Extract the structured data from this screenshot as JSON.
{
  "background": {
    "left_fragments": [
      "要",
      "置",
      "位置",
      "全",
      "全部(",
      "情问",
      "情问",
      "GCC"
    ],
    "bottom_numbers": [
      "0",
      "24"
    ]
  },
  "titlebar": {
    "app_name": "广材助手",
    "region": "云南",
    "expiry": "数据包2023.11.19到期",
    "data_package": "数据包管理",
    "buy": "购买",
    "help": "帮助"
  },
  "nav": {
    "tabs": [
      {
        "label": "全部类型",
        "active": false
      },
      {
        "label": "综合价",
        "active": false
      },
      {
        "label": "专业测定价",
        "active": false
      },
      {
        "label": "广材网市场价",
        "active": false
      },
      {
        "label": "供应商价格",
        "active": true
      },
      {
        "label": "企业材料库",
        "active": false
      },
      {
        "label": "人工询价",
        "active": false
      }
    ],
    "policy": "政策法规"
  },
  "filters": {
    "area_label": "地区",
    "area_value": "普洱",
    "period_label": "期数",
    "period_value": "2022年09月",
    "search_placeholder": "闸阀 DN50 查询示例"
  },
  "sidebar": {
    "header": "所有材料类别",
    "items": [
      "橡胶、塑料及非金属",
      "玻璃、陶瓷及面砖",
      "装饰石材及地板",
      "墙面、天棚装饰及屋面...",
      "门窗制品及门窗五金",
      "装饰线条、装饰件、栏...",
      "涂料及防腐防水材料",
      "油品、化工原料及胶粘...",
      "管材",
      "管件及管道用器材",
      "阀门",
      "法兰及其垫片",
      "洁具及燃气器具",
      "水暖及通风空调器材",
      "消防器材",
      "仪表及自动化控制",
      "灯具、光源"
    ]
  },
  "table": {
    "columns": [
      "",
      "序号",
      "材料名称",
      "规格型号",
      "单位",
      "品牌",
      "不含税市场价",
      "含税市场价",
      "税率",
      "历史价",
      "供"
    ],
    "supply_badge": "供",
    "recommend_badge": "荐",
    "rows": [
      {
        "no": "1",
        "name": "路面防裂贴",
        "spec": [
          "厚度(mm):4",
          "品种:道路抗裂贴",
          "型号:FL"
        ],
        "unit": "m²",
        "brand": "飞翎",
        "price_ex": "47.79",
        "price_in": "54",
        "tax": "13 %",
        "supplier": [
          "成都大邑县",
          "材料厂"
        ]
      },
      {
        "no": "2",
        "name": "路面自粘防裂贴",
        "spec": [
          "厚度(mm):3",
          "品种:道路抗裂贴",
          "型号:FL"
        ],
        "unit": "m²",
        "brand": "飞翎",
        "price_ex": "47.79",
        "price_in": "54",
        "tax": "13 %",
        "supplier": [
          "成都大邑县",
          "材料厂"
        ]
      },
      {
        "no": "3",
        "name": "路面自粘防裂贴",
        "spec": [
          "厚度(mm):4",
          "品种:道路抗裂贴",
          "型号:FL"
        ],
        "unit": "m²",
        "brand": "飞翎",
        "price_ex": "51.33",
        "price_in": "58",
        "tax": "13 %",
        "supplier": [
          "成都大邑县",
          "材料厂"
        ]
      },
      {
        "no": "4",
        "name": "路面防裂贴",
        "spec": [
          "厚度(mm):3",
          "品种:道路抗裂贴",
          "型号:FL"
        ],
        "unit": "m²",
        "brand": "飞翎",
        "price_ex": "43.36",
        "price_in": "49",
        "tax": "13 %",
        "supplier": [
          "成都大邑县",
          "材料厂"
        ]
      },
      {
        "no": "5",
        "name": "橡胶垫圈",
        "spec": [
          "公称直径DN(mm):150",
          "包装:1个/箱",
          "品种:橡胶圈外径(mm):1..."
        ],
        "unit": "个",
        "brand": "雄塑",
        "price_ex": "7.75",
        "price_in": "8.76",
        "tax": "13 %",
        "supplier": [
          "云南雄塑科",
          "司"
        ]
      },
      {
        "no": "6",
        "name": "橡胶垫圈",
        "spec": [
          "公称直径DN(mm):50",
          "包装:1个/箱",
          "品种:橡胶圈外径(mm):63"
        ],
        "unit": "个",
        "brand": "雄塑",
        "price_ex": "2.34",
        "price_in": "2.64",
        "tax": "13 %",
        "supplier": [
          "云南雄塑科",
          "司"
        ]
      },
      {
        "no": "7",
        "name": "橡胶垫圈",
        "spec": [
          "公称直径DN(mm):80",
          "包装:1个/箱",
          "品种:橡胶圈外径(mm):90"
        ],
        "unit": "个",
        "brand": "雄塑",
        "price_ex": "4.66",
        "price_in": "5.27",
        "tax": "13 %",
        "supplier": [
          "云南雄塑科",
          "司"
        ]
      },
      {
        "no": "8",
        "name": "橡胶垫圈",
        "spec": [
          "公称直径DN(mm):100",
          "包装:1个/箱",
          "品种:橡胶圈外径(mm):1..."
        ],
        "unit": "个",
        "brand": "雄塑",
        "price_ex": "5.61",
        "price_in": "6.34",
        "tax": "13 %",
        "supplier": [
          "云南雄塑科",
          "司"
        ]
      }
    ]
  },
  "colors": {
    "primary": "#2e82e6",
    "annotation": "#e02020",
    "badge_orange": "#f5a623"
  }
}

^^^^

From the listing above, extract all records word for word.

Extract the structured data from this screenshot as JSON.
{
  "background": {
    "left_fragments": [
      "要",
      "置",
      "位置",
      "全",
      "全部(",
      "情问",
      "情问",
      "GCC"
    ],
    "bottom_numbers": [
      "0",
      "24"
    ]
  },
  "titlebar": {
    "app_name": "广材助手",
    "region": "云南",
    "expiry": "数据包2023.11.19到期",
    "data_package": "数据包管理",
    "buy": "购买",
    "help": "帮助"
  },
  "nav": {
    "tabs": [
      {
        "label": "全部类型",
        "active": false
      },
      {
        "label": "综合价",
        "active": false
      },
      {
        "label": "专业测定价",
        "active": false
      },
      {
        "label": "广材网市场价",
        "active": false
      },
      {
        "label": "供应商价格",
        "active": true
      },
      {
        "label": "企业材料库",
        "active": false
      },
      {
        "label": "人工询价",
        "active": false
      }
    ],
    "policy": "政策法规"
  },
  "filters": {
    "area_label": "地区",
    "area_value": "普洱",
    "period_label": "期数",
    "period_value": "2022年09月",
    "search_placeholder": "闸阀 DN50 查询示例"
  },
  "sidebar": {
    "header": "所有材料类别",
    "items": [
      "橡胶、塑料及非金属",
      "玻璃、陶瓷及面砖",
      "装饰石材及地板",
      "墙面、天棚装饰及屋面...",
      "门窗制品及门窗五金",
      "装饰线条、装饰件、栏...",
      "涂料及防腐防水材料",
      "油品、化工原料及胶粘...",
      "管材",
      "管件及管道用器材",
      "阀门",
      "法兰及其垫片",
      "洁具及燃气器具",
      "水暖及通风空调器材",
      "消防器材",
      "仪表及自动化控制",
      "灯具、光源"
    ]
  },
  "table": {
    "columns": [
      "",
      "序号",
      "材料名称",
      "规格型号",
      "单位",
      "品牌",
      "不含税市场价",
      "含税市场价",
      "税率",
      "历史价",
      "供"
    ],
    "supply_badge": "供",
    "recommend_badge": "荐",
    "rows": [
      {
        "no": "1",
        "name": "路面防裂贴",
        "spec": [
          "厚度(mm):4",
          "品种:道路抗裂贴",
          "型号:FL"
        ],
        "unit": "m²",
        "brand": "飞翎",
        "price_ex": "47.79",
        "price_in": "54",
        "tax": "13 %",
        "supplier": [
          "成都大邑县",
          "材料厂"
        ]
      },
      {
        "no": "2",
        "name": "路面自粘防裂贴",
        "spec": [
          "厚度(mm):3",
          "品种:道路抗裂贴",
          "型号:FL"
        ],
        "unit": "m²",
        "brand": "飞翎",
        "price_ex": "47.79",
        "price_in": "54",
        "tax": "13 %",
        "supplier": [
          "成都大邑县",
          "材料厂"
        ]
      },
      {
        "no": "3",
        "name": "路面自粘防裂贴",
        "spec": [
          "厚度(mm):4",
          "品种:道路抗裂贴",
          "型号:FL"
        ],
        "unit": "m²",
        "brand": "飞翎",
        "price_ex": "51.33",
        "price_in": "58",
        "tax": "13 %",
        "supplier": [
          "成都大邑县",
          "材料厂"
        ]
      },
      {
        "no": "4",
        "name": "路面防裂贴",
        "spec": [
          "厚度(mm):3",
          "品种:道路抗裂贴",
          "型号:FL"
        ],
        "unit": "m²",
        "brand": "飞翎",
        "price_ex": "43.36",
        "price_in": "49",
        "tax": "13 %",
        "supplier": [
          "成都大邑县",
          "材料厂"
        ]
      },
      {
        "no": "5",
        "name": "橡胶垫圈",
        "spec": [
          "公称直径DN(mm):150",
          "包装:1个/箱",
          "品种:橡胶圈外径(mm):1..."
        ],
        "unit": "个",
        "brand": "雄塑",
        "price_ex": "7.75",
        "price_in": "8.76",
        "tax": "13 %",
        "supplier": [
          "云南雄塑科",
          "司"
        ]
      },
      {
        "no": "6",
        "name": "橡胶垫圈",
        "spec": [
          "公称直径DN(mm):50",
          "包装:1个/箱",
          "品种:橡胶圈外径(mm):63"
        ],
        "unit": "个",
        "brand": "雄塑",
        "price_ex": "2.34",
        "price_in": "2.64",
        "tax": "13 %",
        "supplier": [
          "云南雄塑科",
          "司"
        ]
      },
      {
        "no": "7",
        "name": "橡胶垫圈",
        "spec": [
          "公称直径DN(mm):80",
          "包装:1个/箱",
          "品种:橡胶圈外径(mm):90"
        ],
        "unit": "个",
        "brand": "雄塑",
        "price_ex": "4.66",
        "price_in": "5.27",
        "tax": "13 %",
        "supplier": [
          "云南雄塑科",
          "司"
        ]
      },
      {
        "no": "8",
        "name": "橡胶垫圈",
        "spec": [
          "公称直径DN(mm):100",
          "包装:1个/箱",
          "品种:橡胶圈外径(mm):1..."
        ],
        "unit": "个",
        "brand": "雄塑",
        "price_ex": "5.61",
        "price_in": "6.34",
        "tax": "13 %",
        "supplier": [
          "云南雄塑科",
          "司"
        ]
      }
    ]
  },
  "colors": {
    "primary": "#2e82e6",
    "annotation": "#e02020",
    "badge_orange": "#f5a623"
  }
}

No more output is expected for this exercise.